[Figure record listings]
** START **

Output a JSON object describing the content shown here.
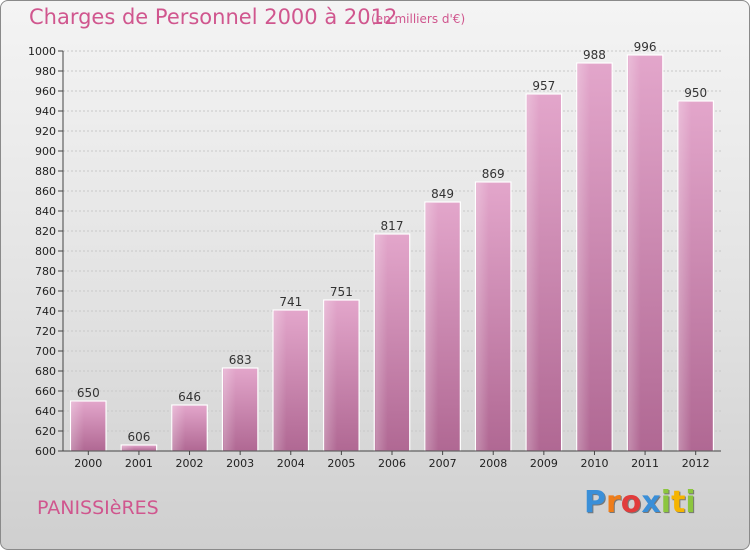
{
  "header": {
    "title": "Charges de Personnel 2000 à 2012",
    "unit": "(en milliers d'€)"
  },
  "footer": {
    "commune": "PANISSIèRES",
    "brand": [
      "P",
      "r",
      "o",
      "x",
      "i",
      "t",
      "i"
    ],
    "brand_colors": [
      "#3a8fd8",
      "#ef7d1a",
      "#e13c3c",
      "#3a8fd8",
      "#8cc63e",
      "#f5b400",
      "#8cc63e"
    ]
  },
  "chart_data": {
    "type": "bar",
    "title": "Charges de Personnel 2000 à 2012",
    "subtitle": "(en milliers d'€)",
    "categories": [
      "2000",
      "2001",
      "2002",
      "2003",
      "2004",
      "2005",
      "2006",
      "2007",
      "2008",
      "2009",
      "2010",
      "2011",
      "2012"
    ],
    "values": [
      650,
      606,
      646,
      683,
      741,
      751,
      817,
      849,
      869,
      957,
      988,
      996,
      950
    ],
    "ylim": [
      600,
      1000
    ],
    "yticks": [
      600,
      620,
      640,
      660,
      680,
      700,
      720,
      740,
      760,
      780,
      800,
      820,
      840,
      860,
      880,
      900,
      920,
      940,
      960,
      980,
      1000
    ],
    "grid": true,
    "bar_color": "#d98ab8"
  }
}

** END **

Leave the pictures out and reproduce all of the records exactly.

## Written reply:
Output a JSON object describing the content shown here.
{
  "header": {
    "title": "Charges de Personnel 2000 à 2012",
    "unit": "(en milliers d'€)"
  },
  "footer": {
    "commune": "PANISSIèRES",
    "brand": [
      "P",
      "r",
      "o",
      "x",
      "i",
      "t",
      "i"
    ],
    "brand_colors": [
      "#3a8fd8",
      "#ef7d1a",
      "#e13c3c",
      "#3a8fd8",
      "#8cc63e",
      "#f5b400",
      "#8cc63e"
    ]
  },
  "chart_data": {
    "type": "bar",
    "title": "Charges de Personnel 2000 à 2012",
    "subtitle": "(en milliers d'€)",
    "categories": [
      "2000",
      "2001",
      "2002",
      "2003",
      "2004",
      "2005",
      "2006",
      "2007",
      "2008",
      "2009",
      "2010",
      "2011",
      "2012"
    ],
    "values": [
      650,
      606,
      646,
      683,
      741,
      751,
      817,
      849,
      869,
      957,
      988,
      996,
      950
    ],
    "ylim": [
      600,
      1000
    ],
    "yticks": [
      600,
      620,
      640,
      660,
      680,
      700,
      720,
      740,
      760,
      780,
      800,
      820,
      840,
      860,
      880,
      900,
      920,
      940,
      960,
      980,
      1000
    ],
    "grid": true,
    "bar_color": "#d98ab8"
  }
}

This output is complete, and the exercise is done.